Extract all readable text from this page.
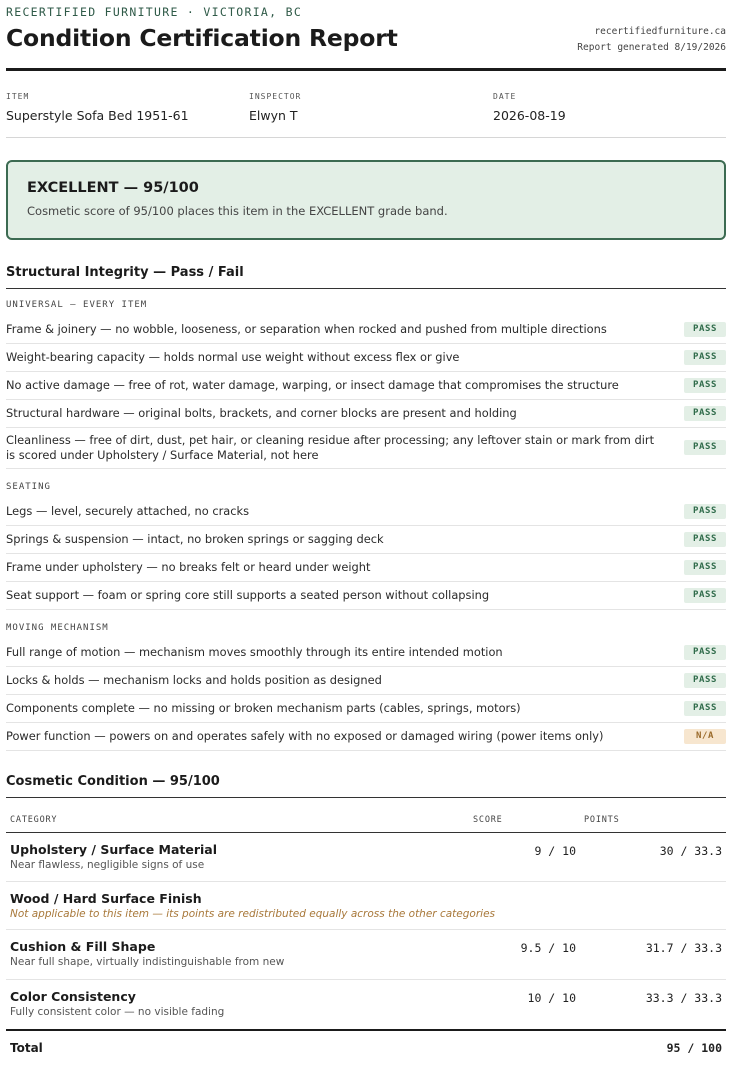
RECERTIFIED FURNITURE · VICTORIA, BC
Condition Certification Report	recertifiedfurniture.ca
Report generated 8/19/2026
ITEM
Superstyle Sofa Bed 1951-61
INSPECTOR
Elwyn T
DATE
2026-08-19
EXCELLENT — 95/100
Cosmetic score of 95/100 places this item in the EXCELLENT grade band.
Structural Integrity — Pass / Fail
UNIVERSAL — EVERY ITEM
Frame & joinery — no wobble, looseness, or separation when rocked and pushed from multiple directions	PASS
Weight-bearing capacity — holds normal use weight without excess flex or give	PASS
No active damage — free of rot, water damage, warping, or insect damage that compromises the structure	PASS
Structural hardware — original bolts, brackets, and corner blocks are present and holding	PASS
Cleanliness — free of dirt, dust, pet hair, or cleaning residue after processing; any leftover stain or mark from dirt is scored under Upholstery / Surface Material, not here
PASS
SEATING
Legs — level, securely attached, no cracks	PASS
Springs & suspension — intact, no broken springs or sagging deck	PASS
Frame under upholstery — no breaks felt or heard under weight	PASS
Seat support — foam or spring core still supports a seated person without collapsing	PASS
MOVING MECHANISM
Full range of motion — mechanism moves smoothly through its entire intended motion	PASS
Locks & holds — mechanism locks and holds position as designed	PASS
Components complete — no missing or broken mechanism parts (cables, springs, motors)	PASS
Power function — powers on and operates safely with no exposed or damaged wiring (power items only)	N/A
Cosmetic Condition — 95/100
CATEGORY	SCORE	POINTS
Upholstery / Surface Material
Near flawless, negligible signs of use
9 / 10	30 / 33.3
Wood / Hard Surface Finish
Not applicable to this item — its points are redistributed equally across the other categories
Cushion & Fill Shape
Near full shape, virtually indistinguishable from new
9.5 / 10	31.7 / 33.3
Color Consistency
Fully consistent color — no visible fading
10 / 10	33.3 / 33.3
Total	95 / 100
....
Job
Select every line where the word "broken" occurs.

Final answer
Springs & suspension — intact, no broken springs or sagging deck	PASS
Components complete — no missing or broken mechanism parts (cables, springs, motors)	PASS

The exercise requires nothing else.